Short problem — Pull out and repeat unchanged every line from the start of the records through the line that contains "cell-scope (1910, 248, 2042, 455)", including that line.
*** Given records
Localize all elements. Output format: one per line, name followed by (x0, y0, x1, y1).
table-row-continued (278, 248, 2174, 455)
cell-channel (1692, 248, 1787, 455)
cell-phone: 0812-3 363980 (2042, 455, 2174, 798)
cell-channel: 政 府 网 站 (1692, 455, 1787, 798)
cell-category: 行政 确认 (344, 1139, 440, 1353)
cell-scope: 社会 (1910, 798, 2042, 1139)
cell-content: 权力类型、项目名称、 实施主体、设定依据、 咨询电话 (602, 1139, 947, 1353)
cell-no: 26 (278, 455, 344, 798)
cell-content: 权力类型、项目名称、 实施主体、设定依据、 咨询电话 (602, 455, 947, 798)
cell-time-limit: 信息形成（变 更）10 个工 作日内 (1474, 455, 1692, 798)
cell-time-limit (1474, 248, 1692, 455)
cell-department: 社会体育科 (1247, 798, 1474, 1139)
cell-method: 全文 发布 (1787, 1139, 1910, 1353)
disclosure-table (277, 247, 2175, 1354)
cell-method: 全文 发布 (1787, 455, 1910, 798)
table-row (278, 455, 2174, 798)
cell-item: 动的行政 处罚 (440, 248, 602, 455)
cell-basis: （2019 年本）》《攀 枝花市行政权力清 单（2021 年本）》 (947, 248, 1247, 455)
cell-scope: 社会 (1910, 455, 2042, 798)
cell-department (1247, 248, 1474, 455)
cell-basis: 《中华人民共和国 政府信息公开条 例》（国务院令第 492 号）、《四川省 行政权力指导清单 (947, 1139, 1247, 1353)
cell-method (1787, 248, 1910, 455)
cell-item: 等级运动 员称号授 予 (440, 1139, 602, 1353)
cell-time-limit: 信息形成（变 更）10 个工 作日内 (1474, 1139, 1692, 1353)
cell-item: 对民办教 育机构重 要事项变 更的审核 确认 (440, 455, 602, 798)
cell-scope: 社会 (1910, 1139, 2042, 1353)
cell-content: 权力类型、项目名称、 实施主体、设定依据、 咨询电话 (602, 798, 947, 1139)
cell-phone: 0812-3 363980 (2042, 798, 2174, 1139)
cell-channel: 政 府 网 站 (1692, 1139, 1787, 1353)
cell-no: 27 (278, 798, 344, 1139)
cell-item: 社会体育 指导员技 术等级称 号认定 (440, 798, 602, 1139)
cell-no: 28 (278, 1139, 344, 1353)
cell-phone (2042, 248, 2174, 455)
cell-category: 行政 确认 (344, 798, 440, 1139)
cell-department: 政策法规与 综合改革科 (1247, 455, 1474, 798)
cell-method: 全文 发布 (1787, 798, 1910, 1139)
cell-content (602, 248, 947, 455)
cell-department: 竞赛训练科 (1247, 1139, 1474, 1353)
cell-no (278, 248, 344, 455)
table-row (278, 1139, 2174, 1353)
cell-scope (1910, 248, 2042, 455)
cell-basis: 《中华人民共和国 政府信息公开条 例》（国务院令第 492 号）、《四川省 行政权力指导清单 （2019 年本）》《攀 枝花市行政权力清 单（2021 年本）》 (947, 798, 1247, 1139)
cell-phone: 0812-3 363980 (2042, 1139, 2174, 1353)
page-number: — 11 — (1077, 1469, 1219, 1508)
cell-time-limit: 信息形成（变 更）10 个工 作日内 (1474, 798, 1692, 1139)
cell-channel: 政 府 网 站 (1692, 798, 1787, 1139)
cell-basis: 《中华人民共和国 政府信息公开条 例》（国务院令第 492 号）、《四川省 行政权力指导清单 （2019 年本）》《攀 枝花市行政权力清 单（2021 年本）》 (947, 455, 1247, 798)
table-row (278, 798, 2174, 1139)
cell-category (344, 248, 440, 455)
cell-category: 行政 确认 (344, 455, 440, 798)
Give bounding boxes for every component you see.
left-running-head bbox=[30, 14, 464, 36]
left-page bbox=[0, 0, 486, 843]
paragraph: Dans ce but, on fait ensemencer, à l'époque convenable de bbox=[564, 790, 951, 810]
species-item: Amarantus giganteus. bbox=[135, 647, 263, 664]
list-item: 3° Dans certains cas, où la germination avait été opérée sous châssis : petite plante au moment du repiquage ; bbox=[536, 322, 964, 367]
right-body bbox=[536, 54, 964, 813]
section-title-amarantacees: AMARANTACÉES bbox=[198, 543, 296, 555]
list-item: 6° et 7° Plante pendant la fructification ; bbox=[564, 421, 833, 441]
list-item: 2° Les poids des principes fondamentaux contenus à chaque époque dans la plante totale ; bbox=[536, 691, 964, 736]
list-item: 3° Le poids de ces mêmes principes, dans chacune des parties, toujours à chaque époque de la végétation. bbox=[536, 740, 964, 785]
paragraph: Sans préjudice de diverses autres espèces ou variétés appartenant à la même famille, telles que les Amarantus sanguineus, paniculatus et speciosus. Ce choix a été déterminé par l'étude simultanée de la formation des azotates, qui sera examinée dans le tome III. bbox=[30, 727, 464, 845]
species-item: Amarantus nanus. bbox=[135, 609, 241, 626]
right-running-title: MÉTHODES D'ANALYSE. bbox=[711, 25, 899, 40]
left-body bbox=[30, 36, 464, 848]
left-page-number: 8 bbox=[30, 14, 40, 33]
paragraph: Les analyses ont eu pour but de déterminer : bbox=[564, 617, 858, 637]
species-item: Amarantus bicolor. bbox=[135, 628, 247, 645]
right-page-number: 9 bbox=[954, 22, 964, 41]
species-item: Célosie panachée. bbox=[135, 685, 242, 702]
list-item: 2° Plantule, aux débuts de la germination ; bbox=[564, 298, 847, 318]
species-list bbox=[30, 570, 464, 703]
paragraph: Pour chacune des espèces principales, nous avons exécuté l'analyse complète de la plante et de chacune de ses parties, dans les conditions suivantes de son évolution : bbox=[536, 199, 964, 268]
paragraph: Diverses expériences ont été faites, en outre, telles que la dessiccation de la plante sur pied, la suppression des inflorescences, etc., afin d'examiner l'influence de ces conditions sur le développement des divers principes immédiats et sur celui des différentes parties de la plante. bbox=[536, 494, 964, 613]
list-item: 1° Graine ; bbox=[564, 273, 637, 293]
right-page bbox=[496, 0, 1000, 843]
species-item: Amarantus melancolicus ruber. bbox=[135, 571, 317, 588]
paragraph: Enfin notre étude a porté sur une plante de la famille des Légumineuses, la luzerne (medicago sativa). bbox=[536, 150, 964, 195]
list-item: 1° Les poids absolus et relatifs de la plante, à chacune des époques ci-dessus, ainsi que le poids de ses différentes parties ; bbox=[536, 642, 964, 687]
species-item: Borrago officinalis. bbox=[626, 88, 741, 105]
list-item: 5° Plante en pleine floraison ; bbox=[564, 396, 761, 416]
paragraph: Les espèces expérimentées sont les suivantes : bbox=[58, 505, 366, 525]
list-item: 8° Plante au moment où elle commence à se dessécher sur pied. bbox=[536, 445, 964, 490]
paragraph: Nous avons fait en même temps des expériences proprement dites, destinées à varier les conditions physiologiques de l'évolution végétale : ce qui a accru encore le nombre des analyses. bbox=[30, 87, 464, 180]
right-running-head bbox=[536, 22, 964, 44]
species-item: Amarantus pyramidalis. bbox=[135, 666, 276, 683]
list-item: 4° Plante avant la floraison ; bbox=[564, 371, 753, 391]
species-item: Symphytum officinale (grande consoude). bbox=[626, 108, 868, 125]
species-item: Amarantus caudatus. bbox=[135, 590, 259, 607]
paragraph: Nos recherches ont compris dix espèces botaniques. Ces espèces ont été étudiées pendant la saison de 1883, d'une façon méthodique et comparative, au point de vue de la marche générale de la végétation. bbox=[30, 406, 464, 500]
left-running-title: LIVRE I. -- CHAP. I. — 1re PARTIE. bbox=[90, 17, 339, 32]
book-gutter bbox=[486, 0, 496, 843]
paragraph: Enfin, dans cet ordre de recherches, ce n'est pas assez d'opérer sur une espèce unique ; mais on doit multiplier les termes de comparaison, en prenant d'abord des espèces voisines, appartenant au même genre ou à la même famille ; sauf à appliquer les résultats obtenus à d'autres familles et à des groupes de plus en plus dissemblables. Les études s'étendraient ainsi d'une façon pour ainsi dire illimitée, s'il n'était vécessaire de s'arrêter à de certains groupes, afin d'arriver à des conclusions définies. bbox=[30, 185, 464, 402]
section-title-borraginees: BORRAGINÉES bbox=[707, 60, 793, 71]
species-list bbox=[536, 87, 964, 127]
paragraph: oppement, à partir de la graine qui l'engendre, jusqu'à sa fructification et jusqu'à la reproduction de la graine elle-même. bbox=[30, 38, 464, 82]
******
Response for this exercise —
Localize all elements. Output format: one per line, name followed by (x0, y0, x1, y1).
table-row-continued (278, 248, 2174, 455)
cell-channel (1692, 248, 1787, 455)
cell-phone: 0812-3 363980 (2042, 455, 2174, 798)
cell-channel: 政 府 网 站 (1692, 455, 1787, 798)
cell-category: 行政 确认 (344, 1139, 440, 1353)
cell-scope: 社会 (1910, 798, 2042, 1139)
cell-content: 权力类型、项目名称、 实施主体、设定依据、 咨询电话 (602, 1139, 947, 1353)
cell-no: 26 (278, 455, 344, 798)
cell-content: 权力类型、项目名称、 实施主体、设定依据、 咨询电话 (602, 455, 947, 798)
cell-time-limit: 信息形成（变 更）10 个工 作日内 (1474, 455, 1692, 798)
cell-time-limit (1474, 248, 1692, 455)
cell-department: 社会体育科 (1247, 798, 1474, 1139)
cell-method: 全文 发布 (1787, 1139, 1910, 1353)
disclosure-table (277, 247, 2175, 1354)
cell-method: 全文 发布 (1787, 455, 1910, 798)
table-row (278, 455, 2174, 798)
cell-item: 动的行政 处罚 (440, 248, 602, 455)
cell-basis: （2019 年本）》《攀 枝花市行政权力清 单（2021 年本）》 (947, 248, 1247, 455)
cell-scope: 社会 (1910, 455, 2042, 798)
cell-department (1247, 248, 1474, 455)
cell-basis: 《中华人民共和国 政府信息公开条 例》（国务院令第 492 号）、《四川省 行政权力指导清单 (947, 1139, 1247, 1353)
cell-method (1787, 248, 1910, 455)
cell-item: 等级运动 员称号授 予 (440, 1139, 602, 1353)
cell-time-limit: 信息形成（变 更）10 个工 作日内 (1474, 1139, 1692, 1353)
cell-item: 对民办教 育机构重 要事项变 更的审核 确认 (440, 455, 602, 798)
cell-scope: 社会 (1910, 1139, 2042, 1353)
cell-content: 权力类型、项目名称、 实施主体、设定依据、 咨询电话 (602, 798, 947, 1139)
cell-phone: 0812-3 363980 (2042, 798, 2174, 1139)
cell-channel: 政 府 网 站 (1692, 1139, 1787, 1353)
cell-no: 27 (278, 798, 344, 1139)
cell-item: 社会体育 指导员技 术等级称 号认定 (440, 798, 602, 1139)
cell-no: 28 (278, 1139, 344, 1353)
cell-phone (2042, 248, 2174, 455)
cell-category: 行政 确认 (344, 798, 440, 1139)
cell-department: 政策法规与 综合改革科 (1247, 455, 1474, 798)
cell-method: 全文 发布 (1787, 798, 1910, 1139)
cell-content (602, 248, 947, 455)
cell-department: 竞赛训练科 (1247, 1139, 1474, 1353)
cell-no (278, 248, 344, 455)
table-row (278, 1139, 2174, 1353)
cell-scope (1910, 248, 2042, 455)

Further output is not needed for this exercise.